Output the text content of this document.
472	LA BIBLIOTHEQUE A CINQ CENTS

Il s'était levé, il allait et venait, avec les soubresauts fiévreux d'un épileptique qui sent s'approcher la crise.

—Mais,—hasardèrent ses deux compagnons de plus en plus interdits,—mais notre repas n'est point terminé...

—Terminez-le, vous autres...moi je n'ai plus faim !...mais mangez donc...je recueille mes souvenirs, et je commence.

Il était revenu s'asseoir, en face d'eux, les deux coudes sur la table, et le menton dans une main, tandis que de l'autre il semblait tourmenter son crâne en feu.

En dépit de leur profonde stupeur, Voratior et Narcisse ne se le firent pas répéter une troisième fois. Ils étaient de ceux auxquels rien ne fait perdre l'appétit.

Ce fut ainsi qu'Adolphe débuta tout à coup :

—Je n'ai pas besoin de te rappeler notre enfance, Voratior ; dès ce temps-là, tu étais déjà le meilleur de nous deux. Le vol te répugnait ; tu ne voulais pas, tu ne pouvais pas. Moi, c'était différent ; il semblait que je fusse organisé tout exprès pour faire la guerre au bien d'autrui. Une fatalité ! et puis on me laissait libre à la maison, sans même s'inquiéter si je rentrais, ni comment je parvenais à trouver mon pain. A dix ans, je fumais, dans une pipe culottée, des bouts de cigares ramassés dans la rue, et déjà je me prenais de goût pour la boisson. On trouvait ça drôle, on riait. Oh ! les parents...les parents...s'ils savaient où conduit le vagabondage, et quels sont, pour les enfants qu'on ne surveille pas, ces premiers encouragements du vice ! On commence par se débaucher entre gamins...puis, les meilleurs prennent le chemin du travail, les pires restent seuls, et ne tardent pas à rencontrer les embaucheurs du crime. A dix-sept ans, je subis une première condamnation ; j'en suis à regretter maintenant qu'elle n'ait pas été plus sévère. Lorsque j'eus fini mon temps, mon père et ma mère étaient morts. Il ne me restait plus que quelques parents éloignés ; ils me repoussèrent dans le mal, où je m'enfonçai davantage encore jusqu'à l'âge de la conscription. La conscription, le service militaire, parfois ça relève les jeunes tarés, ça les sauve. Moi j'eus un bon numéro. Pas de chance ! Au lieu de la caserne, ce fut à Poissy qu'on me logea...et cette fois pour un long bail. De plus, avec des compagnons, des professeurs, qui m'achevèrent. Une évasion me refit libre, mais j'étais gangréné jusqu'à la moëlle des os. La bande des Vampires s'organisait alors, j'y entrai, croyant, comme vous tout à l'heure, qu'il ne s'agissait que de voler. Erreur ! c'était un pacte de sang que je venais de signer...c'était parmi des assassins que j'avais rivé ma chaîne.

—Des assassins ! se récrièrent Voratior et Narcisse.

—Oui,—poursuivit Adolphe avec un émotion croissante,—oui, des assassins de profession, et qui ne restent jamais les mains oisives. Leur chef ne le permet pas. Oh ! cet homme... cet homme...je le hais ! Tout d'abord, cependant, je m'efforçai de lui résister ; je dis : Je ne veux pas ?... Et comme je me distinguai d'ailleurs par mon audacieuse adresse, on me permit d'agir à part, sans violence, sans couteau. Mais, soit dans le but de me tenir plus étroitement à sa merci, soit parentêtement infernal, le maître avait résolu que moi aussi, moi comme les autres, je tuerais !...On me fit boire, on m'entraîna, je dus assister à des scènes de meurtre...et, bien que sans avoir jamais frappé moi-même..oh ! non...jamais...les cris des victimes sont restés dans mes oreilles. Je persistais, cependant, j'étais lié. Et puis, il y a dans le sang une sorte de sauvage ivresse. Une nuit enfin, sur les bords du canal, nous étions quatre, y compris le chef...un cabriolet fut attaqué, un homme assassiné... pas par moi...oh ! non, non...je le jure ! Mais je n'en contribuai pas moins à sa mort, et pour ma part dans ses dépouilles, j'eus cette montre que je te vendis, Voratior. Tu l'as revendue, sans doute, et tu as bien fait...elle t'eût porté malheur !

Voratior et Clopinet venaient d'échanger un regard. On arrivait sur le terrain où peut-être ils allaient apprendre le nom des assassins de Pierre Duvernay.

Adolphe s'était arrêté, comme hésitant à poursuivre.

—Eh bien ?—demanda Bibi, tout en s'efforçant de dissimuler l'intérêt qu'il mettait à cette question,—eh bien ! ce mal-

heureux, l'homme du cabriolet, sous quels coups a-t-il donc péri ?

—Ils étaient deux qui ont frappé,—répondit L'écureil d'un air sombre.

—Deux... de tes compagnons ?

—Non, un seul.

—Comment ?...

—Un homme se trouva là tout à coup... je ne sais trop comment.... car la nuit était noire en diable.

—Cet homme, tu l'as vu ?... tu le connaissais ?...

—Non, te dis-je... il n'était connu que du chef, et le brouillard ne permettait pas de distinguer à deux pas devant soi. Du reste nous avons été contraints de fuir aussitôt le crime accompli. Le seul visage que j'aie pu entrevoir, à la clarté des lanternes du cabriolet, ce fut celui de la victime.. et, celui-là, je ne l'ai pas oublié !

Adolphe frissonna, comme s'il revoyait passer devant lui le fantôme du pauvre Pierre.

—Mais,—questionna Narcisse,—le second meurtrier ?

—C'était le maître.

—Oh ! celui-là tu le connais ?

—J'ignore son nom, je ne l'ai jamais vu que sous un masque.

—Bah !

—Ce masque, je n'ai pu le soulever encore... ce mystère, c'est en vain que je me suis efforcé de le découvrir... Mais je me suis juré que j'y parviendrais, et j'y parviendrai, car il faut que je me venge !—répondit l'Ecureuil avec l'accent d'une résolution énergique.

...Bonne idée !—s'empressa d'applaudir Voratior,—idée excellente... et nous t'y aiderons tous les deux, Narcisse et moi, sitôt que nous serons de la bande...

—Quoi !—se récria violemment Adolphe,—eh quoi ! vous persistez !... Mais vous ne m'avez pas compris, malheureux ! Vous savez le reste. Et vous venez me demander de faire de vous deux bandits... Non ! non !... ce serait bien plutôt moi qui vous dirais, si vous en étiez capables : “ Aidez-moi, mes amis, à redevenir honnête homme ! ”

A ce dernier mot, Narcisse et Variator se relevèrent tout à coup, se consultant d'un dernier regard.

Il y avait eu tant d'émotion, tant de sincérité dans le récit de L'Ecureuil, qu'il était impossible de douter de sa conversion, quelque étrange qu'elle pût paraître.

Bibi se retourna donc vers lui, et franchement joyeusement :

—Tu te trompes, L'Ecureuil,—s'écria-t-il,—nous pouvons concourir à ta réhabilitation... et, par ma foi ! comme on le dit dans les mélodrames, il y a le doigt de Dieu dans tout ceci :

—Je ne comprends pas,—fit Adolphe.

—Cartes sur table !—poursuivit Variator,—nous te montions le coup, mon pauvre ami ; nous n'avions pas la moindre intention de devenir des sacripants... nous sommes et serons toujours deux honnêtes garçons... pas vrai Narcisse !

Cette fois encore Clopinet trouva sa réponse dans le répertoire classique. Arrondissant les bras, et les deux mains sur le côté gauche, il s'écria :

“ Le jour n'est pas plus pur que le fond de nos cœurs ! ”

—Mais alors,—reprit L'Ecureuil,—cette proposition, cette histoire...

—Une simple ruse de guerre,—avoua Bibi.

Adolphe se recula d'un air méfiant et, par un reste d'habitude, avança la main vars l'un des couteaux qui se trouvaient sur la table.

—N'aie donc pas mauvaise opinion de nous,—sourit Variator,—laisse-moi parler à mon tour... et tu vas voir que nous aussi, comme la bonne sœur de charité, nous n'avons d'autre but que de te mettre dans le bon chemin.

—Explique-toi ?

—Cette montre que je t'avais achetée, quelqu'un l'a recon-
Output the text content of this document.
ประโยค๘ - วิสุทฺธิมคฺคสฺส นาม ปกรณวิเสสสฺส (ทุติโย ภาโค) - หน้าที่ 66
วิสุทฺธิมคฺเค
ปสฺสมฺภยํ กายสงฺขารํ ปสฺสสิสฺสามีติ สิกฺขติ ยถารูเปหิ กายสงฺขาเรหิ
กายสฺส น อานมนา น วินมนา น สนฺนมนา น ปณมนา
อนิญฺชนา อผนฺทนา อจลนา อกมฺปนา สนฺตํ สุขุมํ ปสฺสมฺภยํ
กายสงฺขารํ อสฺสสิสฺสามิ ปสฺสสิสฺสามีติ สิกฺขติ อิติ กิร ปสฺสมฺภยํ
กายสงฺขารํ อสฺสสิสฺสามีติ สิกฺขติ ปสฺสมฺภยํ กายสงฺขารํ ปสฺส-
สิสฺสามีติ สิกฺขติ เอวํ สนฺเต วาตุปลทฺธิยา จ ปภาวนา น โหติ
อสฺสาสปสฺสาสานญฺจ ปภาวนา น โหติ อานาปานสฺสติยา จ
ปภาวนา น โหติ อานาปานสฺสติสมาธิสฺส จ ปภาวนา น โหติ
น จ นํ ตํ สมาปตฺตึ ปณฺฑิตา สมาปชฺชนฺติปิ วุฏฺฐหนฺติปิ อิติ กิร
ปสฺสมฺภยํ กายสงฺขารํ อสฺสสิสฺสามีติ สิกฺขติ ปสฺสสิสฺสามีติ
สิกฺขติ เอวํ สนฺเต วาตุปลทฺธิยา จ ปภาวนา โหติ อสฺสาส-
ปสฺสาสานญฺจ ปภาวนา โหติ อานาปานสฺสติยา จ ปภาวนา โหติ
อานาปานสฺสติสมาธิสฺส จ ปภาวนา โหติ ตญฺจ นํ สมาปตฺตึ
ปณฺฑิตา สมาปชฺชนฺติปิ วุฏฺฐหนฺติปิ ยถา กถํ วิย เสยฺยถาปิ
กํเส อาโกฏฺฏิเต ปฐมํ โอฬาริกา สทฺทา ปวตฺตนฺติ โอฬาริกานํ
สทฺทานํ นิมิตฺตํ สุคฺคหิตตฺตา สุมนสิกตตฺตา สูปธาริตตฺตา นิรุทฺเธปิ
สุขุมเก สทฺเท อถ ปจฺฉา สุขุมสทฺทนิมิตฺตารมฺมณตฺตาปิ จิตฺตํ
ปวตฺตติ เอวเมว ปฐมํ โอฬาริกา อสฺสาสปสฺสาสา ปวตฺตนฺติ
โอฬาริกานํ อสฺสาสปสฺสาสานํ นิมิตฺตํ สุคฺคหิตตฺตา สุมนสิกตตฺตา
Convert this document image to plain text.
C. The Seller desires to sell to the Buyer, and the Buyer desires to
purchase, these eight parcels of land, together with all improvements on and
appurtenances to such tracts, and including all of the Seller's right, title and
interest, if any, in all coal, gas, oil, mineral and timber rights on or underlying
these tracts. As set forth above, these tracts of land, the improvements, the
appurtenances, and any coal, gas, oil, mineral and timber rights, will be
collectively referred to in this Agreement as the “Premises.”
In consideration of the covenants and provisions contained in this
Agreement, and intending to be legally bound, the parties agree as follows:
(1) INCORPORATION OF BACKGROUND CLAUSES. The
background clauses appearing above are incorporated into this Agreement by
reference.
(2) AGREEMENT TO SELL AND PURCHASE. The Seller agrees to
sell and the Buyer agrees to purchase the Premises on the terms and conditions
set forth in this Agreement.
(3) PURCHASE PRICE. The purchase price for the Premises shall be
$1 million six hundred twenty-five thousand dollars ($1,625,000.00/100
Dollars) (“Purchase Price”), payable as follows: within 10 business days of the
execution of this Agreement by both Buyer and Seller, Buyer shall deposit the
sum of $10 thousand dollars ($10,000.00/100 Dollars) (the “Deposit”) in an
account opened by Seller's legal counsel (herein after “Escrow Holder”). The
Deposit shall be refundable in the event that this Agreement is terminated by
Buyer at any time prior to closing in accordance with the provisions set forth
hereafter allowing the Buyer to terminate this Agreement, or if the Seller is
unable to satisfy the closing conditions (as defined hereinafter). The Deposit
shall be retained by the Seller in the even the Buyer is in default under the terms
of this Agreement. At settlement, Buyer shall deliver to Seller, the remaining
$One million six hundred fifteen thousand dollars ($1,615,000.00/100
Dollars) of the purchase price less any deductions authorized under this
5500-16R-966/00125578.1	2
════════════════
- _Stated goal_: Among the records above, how many lines carry the string "timber"? Reply with the number alone.

- _Completed task_: 2